• _Given request_:
Retype every line of the listing below word for word, leaving out the pictures.

Record extracts start

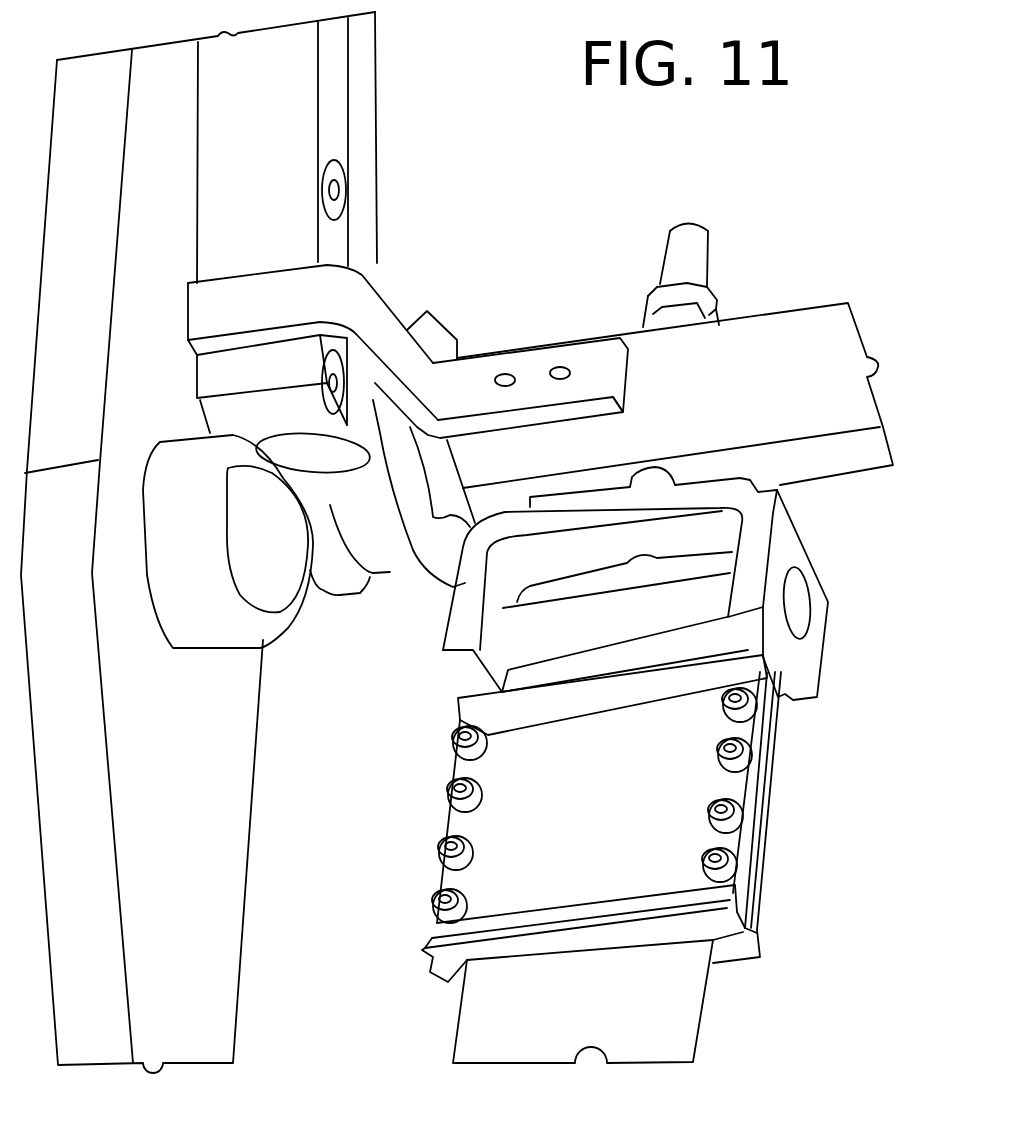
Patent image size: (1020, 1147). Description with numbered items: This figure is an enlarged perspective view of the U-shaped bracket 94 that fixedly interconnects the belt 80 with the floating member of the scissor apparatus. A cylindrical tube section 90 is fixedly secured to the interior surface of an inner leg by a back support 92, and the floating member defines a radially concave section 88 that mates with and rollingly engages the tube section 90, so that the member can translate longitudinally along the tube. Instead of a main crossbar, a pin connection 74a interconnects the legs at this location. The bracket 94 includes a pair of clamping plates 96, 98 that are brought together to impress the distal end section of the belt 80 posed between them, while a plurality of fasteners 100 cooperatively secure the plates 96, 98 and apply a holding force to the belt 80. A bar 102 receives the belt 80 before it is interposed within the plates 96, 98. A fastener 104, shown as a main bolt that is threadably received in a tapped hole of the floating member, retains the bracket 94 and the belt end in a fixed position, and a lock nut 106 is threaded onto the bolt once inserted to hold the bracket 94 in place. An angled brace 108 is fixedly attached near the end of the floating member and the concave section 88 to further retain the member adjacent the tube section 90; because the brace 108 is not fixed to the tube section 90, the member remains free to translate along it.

The pin connection 74a is at (283, 632).
The belt 80 is at (703, 1000).
The radially concave section 88 is at (390, 570).
The cylindrical tube section 90 is at (378, 84).
The back support 92 is at (335, 125).
The U-shaped bracket 94 is at (428, 696).
The clamping plate 96 is at (748, 828).
The clamping plate 98 is at (757, 885).
The fasteners 100 is at (743, 750).
The bar 102 is at (807, 607).
The fastener 104 is at (703, 222).
The lock nut 106 is at (718, 305).
The angled brace 108 is at (470, 387).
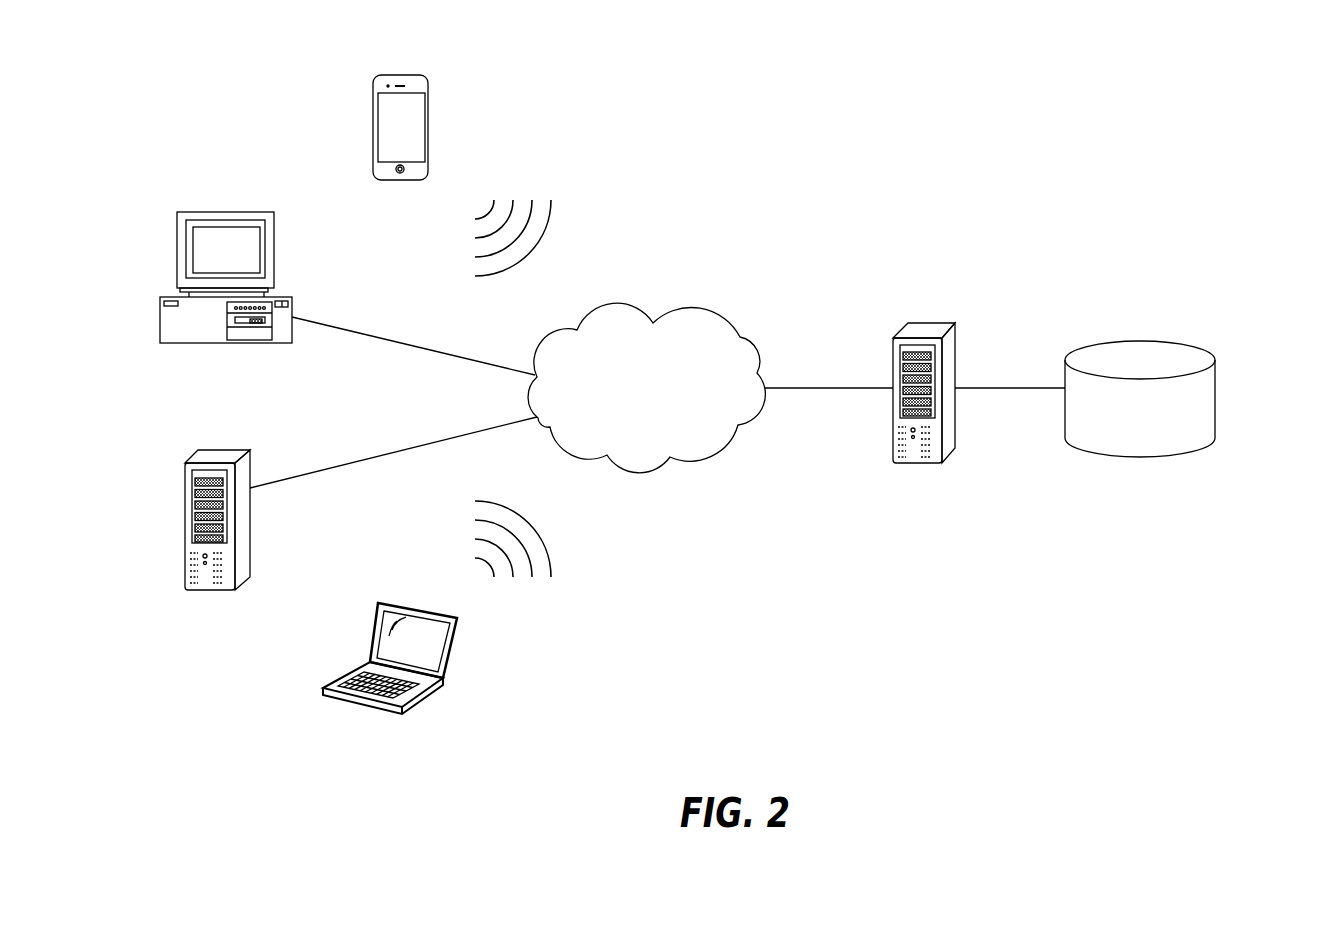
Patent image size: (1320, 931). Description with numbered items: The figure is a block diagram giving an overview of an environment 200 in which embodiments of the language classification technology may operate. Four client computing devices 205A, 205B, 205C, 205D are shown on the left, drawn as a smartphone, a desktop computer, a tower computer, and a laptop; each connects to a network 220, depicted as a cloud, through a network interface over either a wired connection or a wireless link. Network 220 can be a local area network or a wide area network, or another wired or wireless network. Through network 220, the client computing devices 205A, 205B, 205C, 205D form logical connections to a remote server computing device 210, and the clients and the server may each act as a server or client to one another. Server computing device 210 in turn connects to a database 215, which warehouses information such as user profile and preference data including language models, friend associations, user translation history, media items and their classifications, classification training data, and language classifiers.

Record extracts end

• _Answer_:
Patent image size: (1020, 1147). Description with numbered items: This figure is an enlarged perspective view of the U-shaped bracket 94 that fixedly interconnects the belt 80 with the floating member of the scissor apparatus. A cylindrical tube section 90 is fixedly secured to the interior surface of an inner leg by a back support 92, and the floating member defines a radially concave section 88 that mates with and rollingly engages the tube section 90, so that the member can translate longitudinally along the tube. Instead of a main crossbar, a pin connection 74a interconnects the legs at this location. The bracket 94 includes a pair of clamping plates 96, 98 that are brought together to impress the distal end section of the belt 80 posed between them, while a plurality of fasteners 100 cooperatively secure the plates 96, 98 and apply a holding force to the belt 80. A bar 102 receives the belt 80 before it is interposed within the plates 96, 98. A fastener 104, shown as a main bolt that is threadably received in a tapped hole of the floating member, retains the bracket 94 and the belt end in a fixed position, and a lock nut 106 is threaded onto the bolt once inserted to hold the bracket 94 in place. An angled brace 108 is fixedly attached near the end of the floating member and the concave section 88 to further retain the member adjacent the tube section 90; because the brace 108 is not fixed to the tube section 90, the member remains free to translate along it.

The pin connection 74a is at (283, 632).
The belt 80 is at (703, 1000).
The radially concave section 88 is at (390, 570).
The cylindrical tube section 90 is at (378, 84).
The back support 92 is at (335, 125).
The U-shaped bracket 94 is at (428, 696).
The clamping plate 96 is at (748, 828).
The clamping plate 98 is at (757, 885).
The fasteners 100 is at (743, 750).
The bar 102 is at (807, 607).
The fastener 104 is at (703, 222).
The lock nut 106 is at (718, 305).
The angled brace 108 is at (470, 387).
Patent image size: (1320, 931). Description with numbered items: The figure is a block diagram giving an overview of an environment 200 in which embodiments of the language classification technology may operate. Four client computing devices 205A, 205B, 205C, 205D are shown on the left, drawn as a smartphone, a desktop computer, a tower computer, and a laptop; each connects to a network 220, depicted as a cloud, through a network interface over either a wired connection or a wireless link. Network 220 can be a local area network or a wide area network, or another wired or wireless network. Through network 220, the client computing devices 205A, 205B, 205C, 205D form logical connections to a remote server computing device 210, and the clients and the server may each act as a server or client to one another. Server computing device 210 in turn connects to a database 215, which warehouses information such as user profile and preference data including language models, friend associations, user translation history, media items and their classifications, classification training data, and language classifiers.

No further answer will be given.